EXERCISE DETAILS » Which lines below hold the word "未季節調整系列の前年同期比"? Copy all of them.

GIVEN DATA »
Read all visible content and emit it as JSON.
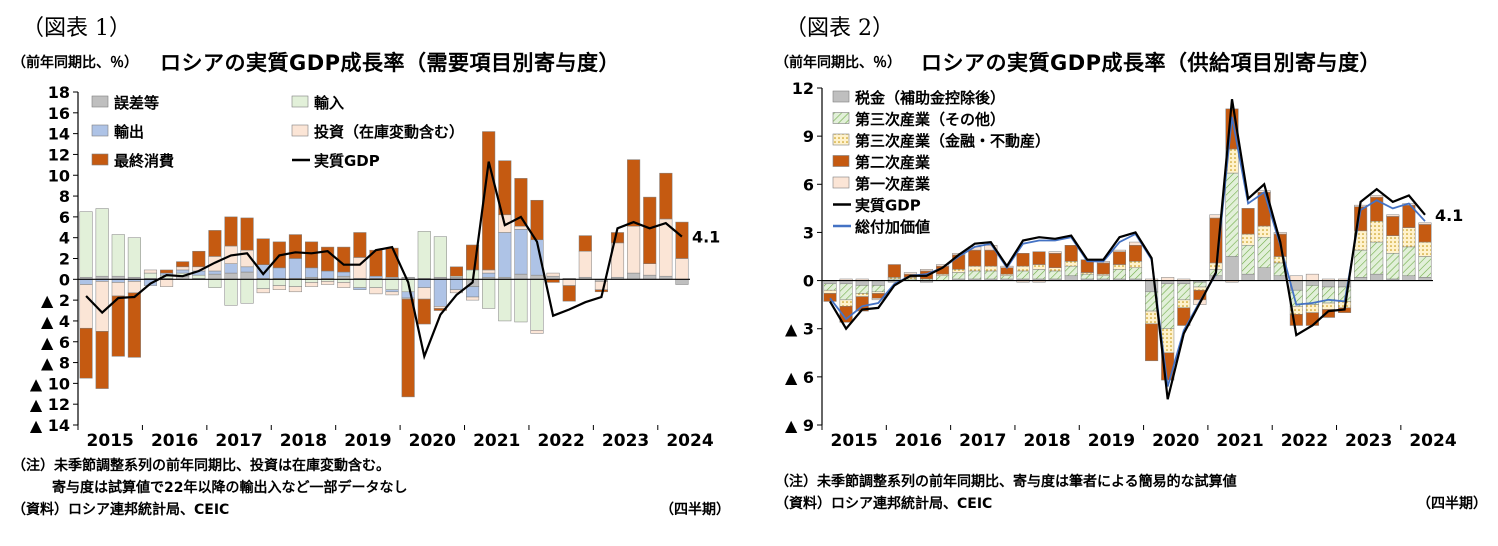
{
  "charts": [
    {
      "figure_label": "（図表 1）",
      "unit_label": "（前年同期比、％）",
      "title": "ロシアの実質GDP成長率（需要項目別寄与度）",
      "note1": "（注）未季節調整系列の前年同期比、投資は在庫変動含む。",
      "note2": "寄与度は試算値で22年以降の輸出入など一部データなし",
      "source": "（資料）ロシア連邦統計局、CEIC",
      "period_label": "（四半期）",
      "end_label": "4.1"
    },
    {
      "figure_label": "（図表 2）",
      "unit_label": "（前年同期比、％）",
      "title": "ロシアの実質GDP成長率（供給項目別寄与度）",
      "note1": "（注）未季節調整系列の前年同期比、寄与度は筆者による簡易的な試算値",
      "source": "（資料）ロシア連邦統計局、CEIC",
      "period_label": "（四半期）",
      "end_label": "4.1"
    }
  ],
  "chart_data": [
    {
      "type": "bar",
      "title": "ロシアの実質GDP成長率（需要項目別寄与度）",
      "ylabel": "（前年同期比、％）",
      "xlabel": "（四半期）",
      "ylim": [
        -14,
        18
      ],
      "y_ticks": [
        18,
        16,
        14,
        12,
        10,
        8,
        6,
        4,
        2,
        0,
        -2,
        -4,
        -6,
        -8,
        -10,
        -12,
        -14
      ],
      "y_tick_labels": [
        "18",
        "16",
        "14",
        "12",
        "10",
        "8",
        "6",
        "4",
        "2",
        "0",
        "▲ 2",
        "▲ 4",
        "▲ 6",
        "▲ 8",
        "▲ 10",
        "▲ 12",
        "▲ 14"
      ],
      "x_year_labels": [
        "2015",
        "2016",
        "2017",
        "2018",
        "2019",
        "2020",
        "2021",
        "2022",
        "2023",
        "2024"
      ],
      "quarters_per_year": 4,
      "n_quarters": 38,
      "series": [
        {
          "name": "誤差等",
          "kind": "bar",
          "color": "#bfbfbf",
          "values": [
            0.2,
            0.3,
            0.3,
            0.2,
            0.1,
            0.1,
            0.3,
            0.1,
            0.5,
            0.6,
            0.7,
            0.1,
            0.1,
            0.1,
            0.2,
            0.1,
            0.3,
            0.1,
            0.1,
            0.2,
            0.2,
            0.1,
            0.2,
            0.2,
            -0.7,
            0.2,
            0.2,
            0.5,
            0.4,
            0.3,
            0.1,
            0.2,
            -0.2,
            0.2,
            0.6,
            0.4,
            0.3,
            -0.5
          ]
        },
        {
          "name": "輸入",
          "kind": "bar",
          "color": "#e2f0d9",
          "values": [
            6.3,
            6.5,
            4.0,
            3.8,
            0.5,
            0.3,
            0.3,
            0.3,
            -0.8,
            -2.5,
            -2.3,
            -0.9,
            -0.6,
            -0.7,
            -0.3,
            -0.2,
            -0.3,
            -0.8,
            -0.8,
            -1.0,
            -1.2,
            4.5,
            3.9,
            0.1,
            0.9,
            -2.8,
            -4.0,
            -4.1,
            -4.9,
            0,
            0,
            0,
            0,
            0,
            0,
            0,
            0,
            0
          ]
        },
        {
          "name": "輸出",
          "kind": "bar",
          "color": "#aec3e6",
          "values": [
            -0.5,
            -0.2,
            -0.3,
            -0.2,
            -0.6,
            0.2,
            0.3,
            0.4,
            0.3,
            0.9,
            0.5,
            1.3,
            1.0,
            1.9,
            0.9,
            0.7,
            0.4,
            -0.2,
            0.2,
            -0.2,
            -0.6,
            -0.8,
            -2.6,
            -1.0,
            -1.0,
            0.4,
            4.3,
            4.3,
            3.4,
            0,
            0,
            0,
            0,
            0,
            0,
            0,
            0,
            0
          ]
        },
        {
          "name": "投資（在庫変動含む）",
          "kind": "bar",
          "color": "#fbe5d6",
          "values": [
            -4.2,
            -4.8,
            -1.3,
            -1.1,
            0.3,
            -0.7,
            0.3,
            0.4,
            1.4,
            1.7,
            1.6,
            -0.4,
            -0.4,
            -0.5,
            -0.4,
            -0.3,
            -0.5,
            2.0,
            -0.6,
            -0.3,
            -0.1,
            -1.1,
            -0.2,
            -0.3,
            -0.3,
            0.3,
            1.7,
            0.3,
            -0.3,
            0.3,
            -0.6,
            2.5,
            -0.8,
            3.3,
            4.5,
            1.1,
            5.5,
            2.0
          ]
        },
        {
          "name": "最終消費",
          "kind": "bar",
          "color": "#c55a11",
          "values": [
            -4.8,
            -5.5,
            -5.8,
            -6.2,
            0,
            0.3,
            0.5,
            1.5,
            2.5,
            2.8,
            3.1,
            2.5,
            2.5,
            2.3,
            2.5,
            2.3,
            2.4,
            2.4,
            2.5,
            2.8,
            -9.4,
            -2.4,
            -0.2,
            0.9,
            2.4,
            13.3,
            5.2,
            4.6,
            3.8,
            -0.3,
            -1.5,
            1.5,
            -0.2,
            1.0,
            6.4,
            6.4,
            4.4,
            3.5
          ]
        },
        {
          "name": "実質GDP",
          "kind": "line",
          "color": "#000000",
          "values": [
            -1.6,
            -3.2,
            -1.8,
            -1.7,
            -0.4,
            0.4,
            0.3,
            0.8,
            1.6,
            2.3,
            2.5,
            0.5,
            2.3,
            2.6,
            2.5,
            2.7,
            1.4,
            1.4,
            2.8,
            3.1,
            -0.3,
            -7.4,
            -3.4,
            -1.5,
            -0.3,
            11.3,
            5.2,
            6.0,
            3.6,
            -3.5,
            -2.9,
            -2.2,
            -1.7,
            4.9,
            5.5,
            4.9,
            5.4,
            4.1
          ]
        }
      ]
    },
    {
      "type": "bar",
      "title": "ロシアの実質GDP成長率（供給項目別寄与度）",
      "ylabel": "（前年同期比、％）",
      "xlabel": "（四半期）",
      "ylim": [
        -9,
        12
      ],
      "y_ticks": [
        12,
        9,
        6,
        3,
        0,
        -3,
        -6,
        -9
      ],
      "y_tick_labels": [
        "12",
        "9",
        "6",
        "3",
        "0",
        "▲ 3",
        "▲ 6",
        "▲ 9"
      ],
      "x_year_labels": [
        "2015",
        "2016",
        "2017",
        "2018",
        "2019",
        "2020",
        "2021",
        "2022",
        "2023",
        "2024"
      ],
      "quarters_per_year": 4,
      "n_quarters": 38,
      "series": [
        {
          "name": "税金（補助金控除後）",
          "kind": "bar",
          "color": "#bfbfbf",
          "values": [
            -0.2,
            -0.2,
            -0.3,
            -0.3,
            -0.1,
            0.0,
            -0.1,
            0.0,
            0.1,
            0.1,
            0.1,
            0.1,
            0.1,
            0.1,
            0.1,
            0.3,
            0.1,
            0.1,
            0.1,
            0.1,
            -0.7,
            -0.2,
            -0.2,
            -0.1,
            0.3,
            1.5,
            0.4,
            0.8,
            0.3,
            -0.6,
            -0.3,
            -0.4,
            -0.4,
            0.2,
            0.4,
            0.1,
            0.3,
            0.2
          ]
        },
        {
          "name": "第三次産業（その他）",
          "kind": "bar",
          "color": "#e2f0d9",
          "hatched": true,
          "values": [
            -0.4,
            -1.0,
            -0.5,
            -0.4,
            0.1,
            0.1,
            0.1,
            0.3,
            0.4,
            0.5,
            0.5,
            0.2,
            0.5,
            0.6,
            0.5,
            0.6,
            0.3,
            0.2,
            0.6,
            0.7,
            -1.2,
            -2.8,
            -1.0,
            -0.3,
            0.4,
            5.2,
            1.8,
            1.9,
            0.8,
            -1.0,
            -1.2,
            -1.0,
            -0.9,
            1.7,
            2.0,
            1.6,
            1.8,
            1.3
          ]
        },
        {
          "name": "第三次産業（金融・不動産）",
          "kind": "bar",
          "color": "#fff2cc",
          "dotted": true,
          "values": [
            -0.2,
            -0.4,
            -0.2,
            -0.1,
            0.1,
            0.1,
            0.0,
            0.1,
            0.2,
            0.3,
            0.3,
            0.1,
            0.3,
            0.3,
            0.2,
            0.3,
            0.1,
            0.1,
            0.3,
            0.4,
            -0.8,
            -1.5,
            -0.5,
            -0.2,
            0.4,
            1.5,
            0.7,
            0.7,
            0.4,
            -0.5,
            -0.5,
            -0.4,
            -0.4,
            1.2,
            1.3,
            1.1,
            1.2,
            0.9
          ]
        },
        {
          "name": "第二次産業",
          "kind": "bar",
          "color": "#c55a11",
          "values": [
            -0.5,
            -1.0,
            -0.9,
            -0.3,
            0.8,
            0.2,
            0.5,
            0.5,
            0.9,
            1.0,
            1.0,
            0.4,
            0.8,
            0.8,
            0.9,
            1.0,
            0.8,
            0.7,
            0.8,
            1.0,
            -2.3,
            -1.7,
            -1.1,
            -0.6,
            2.8,
            2.5,
            1.6,
            2.1,
            1.4,
            -0.7,
            -0.8,
            -0.5,
            -0.3,
            1.5,
            1.5,
            1.2,
            1.4,
            1.1
          ]
        },
        {
          "name": "第一次産業",
          "kind": "bar",
          "color": "#fbe5d6",
          "values": [
            0.0,
            0.1,
            0.1,
            -0.1,
            0.0,
            0.1,
            0.1,
            0.1,
            0.1,
            0.2,
            0.3,
            0.1,
            -0.1,
            -0.1,
            0.1,
            0.0,
            0.0,
            0.1,
            0.1,
            0.2,
            0.1,
            0.2,
            0.1,
            -0.3,
            0.2,
            -0.1,
            0.0,
            0.1,
            0.1,
            0.3,
            0.4,
            0.1,
            0.1,
            0.1,
            0.1,
            0.1,
            0.1,
            0.1
          ]
        },
        {
          "name": "実質GDP",
          "kind": "line",
          "color": "#000000",
          "values": [
            -1.3,
            -3.0,
            -1.8,
            -1.7,
            -0.3,
            0.3,
            0.3,
            0.8,
            1.6,
            2.3,
            2.4,
            0.9,
            2.5,
            2.7,
            2.6,
            2.8,
            1.3,
            1.3,
            2.7,
            3.0,
            1.4,
            -7.4,
            -3.3,
            -1.4,
            0.5,
            11.3,
            5.1,
            6.0,
            2.4,
            -3.4,
            -2.8,
            -1.9,
            -1.8,
            4.9,
            5.7,
            4.9,
            5.3,
            4.1
          ]
        },
        {
          "name": "総付加価値",
          "kind": "line",
          "color": "#4472c4",
          "values": [
            -1.1,
            -2.4,
            -1.6,
            -1.4,
            -0.2,
            0.3,
            0.4,
            0.8,
            1.5,
            2.1,
            2.3,
            0.8,
            2.3,
            2.5,
            2.5,
            2.7,
            1.2,
            1.2,
            2.4,
            2.9,
            1.3,
            -6.6,
            -3.1,
            -1.3,
            0.4,
            10.2,
            4.8,
            5.5,
            2.2,
            -1.5,
            -1.4,
            -1.2,
            -1.3,
            4.4,
            5.0,
            4.5,
            4.8,
            3.7
          ]
        }
      ]
    }
  ]
}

SOLUTION TO THE EXERCISE »
      "note1": "（注）未季節調整系列の前年同期比、投資は在庫変動含む。",
      "note1": "（注）未季節調整系列の前年同期比、寄与度は筆者による簡易的な試算値",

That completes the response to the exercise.